### Source material ###

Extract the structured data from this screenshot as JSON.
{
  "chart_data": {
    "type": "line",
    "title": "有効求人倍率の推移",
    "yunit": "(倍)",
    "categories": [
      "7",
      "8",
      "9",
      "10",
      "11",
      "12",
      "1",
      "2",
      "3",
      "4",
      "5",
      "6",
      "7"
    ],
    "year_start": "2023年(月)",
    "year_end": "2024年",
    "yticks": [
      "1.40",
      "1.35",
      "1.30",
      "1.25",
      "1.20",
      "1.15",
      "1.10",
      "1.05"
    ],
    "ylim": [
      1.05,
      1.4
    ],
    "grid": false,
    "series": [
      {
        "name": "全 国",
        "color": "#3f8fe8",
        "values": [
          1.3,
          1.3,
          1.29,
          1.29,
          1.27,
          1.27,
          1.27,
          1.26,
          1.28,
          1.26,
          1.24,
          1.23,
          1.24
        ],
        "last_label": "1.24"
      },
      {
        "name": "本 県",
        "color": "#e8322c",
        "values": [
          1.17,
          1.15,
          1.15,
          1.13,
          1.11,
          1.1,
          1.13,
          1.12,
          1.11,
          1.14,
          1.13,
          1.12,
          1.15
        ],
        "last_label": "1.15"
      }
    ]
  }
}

###

# The exercise:
Print all of the entries exactly as they are written.

# The solution:
Extract the structured data from this screenshot as JSON.
{
  "chart_data": {
    "type": "line",
    "title": "有効求人倍率の推移",
    "yunit": "(倍)",
    "categories": [
      "7",
      "8",
      "9",
      "10",
      "11",
      "12",
      "1",
      "2",
      "3",
      "4",
      "5",
      "6",
      "7"
    ],
    "year_start": "2023年(月)",
    "year_end": "2024年",
    "yticks": [
      "1.40",
      "1.35",
      "1.30",
      "1.25",
      "1.20",
      "1.15",
      "1.10",
      "1.05"
    ],
    "ylim": [
      1.05,
      1.4
    ],
    "grid": false,
    "series": [
      {
        "name": "全 国",
        "color": "#3f8fe8",
        "values": [
          1.3,
          1.3,
          1.29,
          1.29,
          1.27,
          1.27,
          1.27,
          1.26,
          1.28,
          1.26,
          1.24,
          1.23,
          1.24
        ],
        "last_label": "1.24"
      },
      {
        "name": "本 県",
        "color": "#e8322c",
        "values": [
          1.17,
          1.15,
          1.15,
          1.13,
          1.11,
          1.1,
          1.13,
          1.12,
          1.11,
          1.14,
          1.13,
          1.12,
          1.15
        ],
        "last_label": "1.15"
      }
    ]
  }
}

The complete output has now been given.